WRITTEN REQUEST
Your task is to copy every line of the records below that contains "JSON".

INPUT RECORDS

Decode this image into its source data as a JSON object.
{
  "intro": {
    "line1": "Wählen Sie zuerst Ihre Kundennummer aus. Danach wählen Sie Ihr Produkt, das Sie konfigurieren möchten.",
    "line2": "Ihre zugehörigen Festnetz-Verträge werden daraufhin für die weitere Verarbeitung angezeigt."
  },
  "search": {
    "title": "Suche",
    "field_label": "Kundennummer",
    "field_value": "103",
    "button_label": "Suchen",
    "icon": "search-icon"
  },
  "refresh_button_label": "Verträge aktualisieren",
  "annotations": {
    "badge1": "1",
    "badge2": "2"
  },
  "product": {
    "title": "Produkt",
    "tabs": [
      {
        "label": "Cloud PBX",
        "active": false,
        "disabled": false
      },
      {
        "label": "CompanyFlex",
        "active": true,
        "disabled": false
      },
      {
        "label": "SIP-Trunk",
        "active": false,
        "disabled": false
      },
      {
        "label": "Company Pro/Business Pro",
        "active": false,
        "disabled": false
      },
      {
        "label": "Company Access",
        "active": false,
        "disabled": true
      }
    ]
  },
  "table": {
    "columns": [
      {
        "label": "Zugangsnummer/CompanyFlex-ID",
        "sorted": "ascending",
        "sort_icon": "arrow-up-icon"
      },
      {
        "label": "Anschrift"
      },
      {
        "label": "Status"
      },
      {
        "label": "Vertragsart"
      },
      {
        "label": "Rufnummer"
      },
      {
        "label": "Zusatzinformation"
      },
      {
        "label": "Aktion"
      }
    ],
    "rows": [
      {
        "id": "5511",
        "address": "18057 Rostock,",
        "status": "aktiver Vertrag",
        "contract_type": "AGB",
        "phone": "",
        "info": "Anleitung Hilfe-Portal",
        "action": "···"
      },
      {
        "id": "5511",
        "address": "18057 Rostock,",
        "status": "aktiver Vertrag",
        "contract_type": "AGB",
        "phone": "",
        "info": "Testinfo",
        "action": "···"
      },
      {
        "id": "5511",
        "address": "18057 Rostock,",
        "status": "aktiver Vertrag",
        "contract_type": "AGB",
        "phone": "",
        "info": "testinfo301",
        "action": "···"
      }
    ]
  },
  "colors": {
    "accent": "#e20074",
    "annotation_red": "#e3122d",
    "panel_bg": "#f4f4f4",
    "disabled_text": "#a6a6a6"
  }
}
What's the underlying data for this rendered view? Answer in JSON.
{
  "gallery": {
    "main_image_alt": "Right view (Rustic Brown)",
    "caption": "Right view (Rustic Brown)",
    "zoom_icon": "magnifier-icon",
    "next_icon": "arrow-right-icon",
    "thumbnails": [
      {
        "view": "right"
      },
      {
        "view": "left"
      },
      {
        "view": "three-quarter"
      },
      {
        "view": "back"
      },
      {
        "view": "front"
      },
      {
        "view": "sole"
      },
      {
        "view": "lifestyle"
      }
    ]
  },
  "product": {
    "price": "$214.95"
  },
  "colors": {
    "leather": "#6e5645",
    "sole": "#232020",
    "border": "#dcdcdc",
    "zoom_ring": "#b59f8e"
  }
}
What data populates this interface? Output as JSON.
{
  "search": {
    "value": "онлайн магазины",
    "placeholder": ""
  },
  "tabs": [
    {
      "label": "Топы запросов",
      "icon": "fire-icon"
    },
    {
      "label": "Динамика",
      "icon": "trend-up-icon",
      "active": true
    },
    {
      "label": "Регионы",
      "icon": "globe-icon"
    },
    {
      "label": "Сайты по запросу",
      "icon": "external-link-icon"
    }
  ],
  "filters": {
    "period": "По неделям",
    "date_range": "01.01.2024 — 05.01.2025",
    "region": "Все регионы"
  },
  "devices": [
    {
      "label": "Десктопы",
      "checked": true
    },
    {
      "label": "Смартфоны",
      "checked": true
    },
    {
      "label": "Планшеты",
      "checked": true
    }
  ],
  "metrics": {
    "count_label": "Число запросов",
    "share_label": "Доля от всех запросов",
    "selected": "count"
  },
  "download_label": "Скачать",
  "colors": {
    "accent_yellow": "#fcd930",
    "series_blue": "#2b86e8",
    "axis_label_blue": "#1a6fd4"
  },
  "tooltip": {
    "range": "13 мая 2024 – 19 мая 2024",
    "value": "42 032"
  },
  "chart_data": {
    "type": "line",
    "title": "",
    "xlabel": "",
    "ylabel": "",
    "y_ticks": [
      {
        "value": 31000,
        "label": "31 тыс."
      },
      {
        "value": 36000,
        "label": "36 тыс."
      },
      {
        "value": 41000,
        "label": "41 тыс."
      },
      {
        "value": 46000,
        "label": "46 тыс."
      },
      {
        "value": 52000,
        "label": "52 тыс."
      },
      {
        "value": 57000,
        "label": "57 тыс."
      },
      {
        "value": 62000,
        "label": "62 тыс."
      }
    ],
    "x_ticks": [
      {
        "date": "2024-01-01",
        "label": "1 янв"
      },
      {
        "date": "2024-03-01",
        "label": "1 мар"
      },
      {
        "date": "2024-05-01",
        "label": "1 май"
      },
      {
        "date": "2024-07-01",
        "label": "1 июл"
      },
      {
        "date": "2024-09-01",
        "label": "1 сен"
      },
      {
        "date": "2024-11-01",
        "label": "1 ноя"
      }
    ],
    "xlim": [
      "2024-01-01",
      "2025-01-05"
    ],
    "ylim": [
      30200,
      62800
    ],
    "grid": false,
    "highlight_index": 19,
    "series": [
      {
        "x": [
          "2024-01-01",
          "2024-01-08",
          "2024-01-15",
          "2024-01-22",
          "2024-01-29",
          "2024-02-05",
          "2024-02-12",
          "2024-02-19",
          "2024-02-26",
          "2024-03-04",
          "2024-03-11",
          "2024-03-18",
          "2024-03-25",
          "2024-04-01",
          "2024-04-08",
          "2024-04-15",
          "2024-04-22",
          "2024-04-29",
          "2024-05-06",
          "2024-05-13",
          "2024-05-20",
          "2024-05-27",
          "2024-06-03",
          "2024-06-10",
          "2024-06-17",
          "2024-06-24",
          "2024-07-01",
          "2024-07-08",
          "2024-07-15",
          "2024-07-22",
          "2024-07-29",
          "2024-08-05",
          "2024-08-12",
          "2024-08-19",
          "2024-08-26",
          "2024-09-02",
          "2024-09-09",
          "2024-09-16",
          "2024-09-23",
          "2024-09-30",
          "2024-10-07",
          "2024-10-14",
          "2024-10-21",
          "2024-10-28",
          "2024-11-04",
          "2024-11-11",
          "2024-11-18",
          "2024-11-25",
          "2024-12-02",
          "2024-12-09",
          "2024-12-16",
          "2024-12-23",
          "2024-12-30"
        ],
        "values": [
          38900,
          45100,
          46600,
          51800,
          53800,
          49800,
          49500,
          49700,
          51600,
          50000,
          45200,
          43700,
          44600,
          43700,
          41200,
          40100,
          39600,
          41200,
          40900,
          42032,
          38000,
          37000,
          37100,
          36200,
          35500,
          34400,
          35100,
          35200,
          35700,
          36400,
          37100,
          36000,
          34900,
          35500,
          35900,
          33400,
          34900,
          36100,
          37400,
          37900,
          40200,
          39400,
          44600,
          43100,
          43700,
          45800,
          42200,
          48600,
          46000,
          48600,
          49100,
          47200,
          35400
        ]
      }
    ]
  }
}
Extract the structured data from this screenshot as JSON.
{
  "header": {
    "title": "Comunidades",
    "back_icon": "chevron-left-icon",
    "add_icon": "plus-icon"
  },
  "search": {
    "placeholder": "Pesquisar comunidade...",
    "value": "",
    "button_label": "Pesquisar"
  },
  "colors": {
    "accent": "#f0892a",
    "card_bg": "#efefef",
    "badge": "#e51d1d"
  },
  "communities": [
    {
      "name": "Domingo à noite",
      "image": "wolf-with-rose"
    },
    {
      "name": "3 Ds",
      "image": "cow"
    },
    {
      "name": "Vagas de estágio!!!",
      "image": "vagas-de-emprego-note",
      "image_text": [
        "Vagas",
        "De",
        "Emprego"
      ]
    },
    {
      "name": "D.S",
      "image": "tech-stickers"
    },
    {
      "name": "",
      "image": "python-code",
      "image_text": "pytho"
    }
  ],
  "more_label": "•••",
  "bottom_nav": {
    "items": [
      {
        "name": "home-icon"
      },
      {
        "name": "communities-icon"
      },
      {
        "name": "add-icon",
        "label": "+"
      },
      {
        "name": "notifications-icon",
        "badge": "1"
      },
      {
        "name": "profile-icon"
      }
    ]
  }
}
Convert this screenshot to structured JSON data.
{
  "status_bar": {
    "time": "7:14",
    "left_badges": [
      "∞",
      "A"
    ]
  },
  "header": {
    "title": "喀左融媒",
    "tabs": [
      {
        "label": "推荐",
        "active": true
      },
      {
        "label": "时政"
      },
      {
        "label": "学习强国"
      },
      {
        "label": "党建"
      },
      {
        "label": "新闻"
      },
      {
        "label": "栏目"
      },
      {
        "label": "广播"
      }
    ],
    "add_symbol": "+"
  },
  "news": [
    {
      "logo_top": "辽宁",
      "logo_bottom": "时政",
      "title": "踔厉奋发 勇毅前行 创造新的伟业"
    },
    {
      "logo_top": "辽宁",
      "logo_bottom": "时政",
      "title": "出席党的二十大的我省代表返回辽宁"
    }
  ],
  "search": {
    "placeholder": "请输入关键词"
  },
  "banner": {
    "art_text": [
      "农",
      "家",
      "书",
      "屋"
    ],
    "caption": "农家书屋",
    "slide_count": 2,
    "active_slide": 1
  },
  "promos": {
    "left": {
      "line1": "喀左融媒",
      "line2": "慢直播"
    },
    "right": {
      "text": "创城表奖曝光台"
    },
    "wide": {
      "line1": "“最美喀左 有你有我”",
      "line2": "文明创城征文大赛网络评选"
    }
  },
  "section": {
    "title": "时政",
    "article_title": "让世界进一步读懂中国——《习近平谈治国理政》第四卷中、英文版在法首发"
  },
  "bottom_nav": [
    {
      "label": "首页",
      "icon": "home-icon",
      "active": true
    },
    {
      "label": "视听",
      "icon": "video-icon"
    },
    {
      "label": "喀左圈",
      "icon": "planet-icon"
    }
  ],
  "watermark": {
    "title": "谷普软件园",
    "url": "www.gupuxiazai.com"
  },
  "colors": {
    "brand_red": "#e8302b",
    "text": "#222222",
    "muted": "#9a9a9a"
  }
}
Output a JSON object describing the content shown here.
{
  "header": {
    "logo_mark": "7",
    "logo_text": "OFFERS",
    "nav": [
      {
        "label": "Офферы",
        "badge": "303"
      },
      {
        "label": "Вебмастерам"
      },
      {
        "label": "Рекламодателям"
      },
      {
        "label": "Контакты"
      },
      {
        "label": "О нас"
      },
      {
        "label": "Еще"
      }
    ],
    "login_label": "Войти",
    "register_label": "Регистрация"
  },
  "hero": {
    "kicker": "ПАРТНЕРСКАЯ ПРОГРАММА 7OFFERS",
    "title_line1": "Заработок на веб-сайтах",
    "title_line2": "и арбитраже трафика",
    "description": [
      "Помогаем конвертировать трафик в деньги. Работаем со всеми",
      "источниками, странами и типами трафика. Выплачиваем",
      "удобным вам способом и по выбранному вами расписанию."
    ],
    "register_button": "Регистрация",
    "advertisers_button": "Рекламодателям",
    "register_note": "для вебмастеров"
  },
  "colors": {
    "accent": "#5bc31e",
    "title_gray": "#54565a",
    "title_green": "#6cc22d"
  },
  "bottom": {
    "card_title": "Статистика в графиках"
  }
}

EXERCISE RESULT
Decode this image into its source data as a JSON object.
What's the underlying data for this rendered view? Answer in JSON.
What data populates this interface? Output as JSON.
Extract the structured data from this screenshot as JSON.
Convert this screenshot to structured JSON data.
Output a JSON object describing the content shown here.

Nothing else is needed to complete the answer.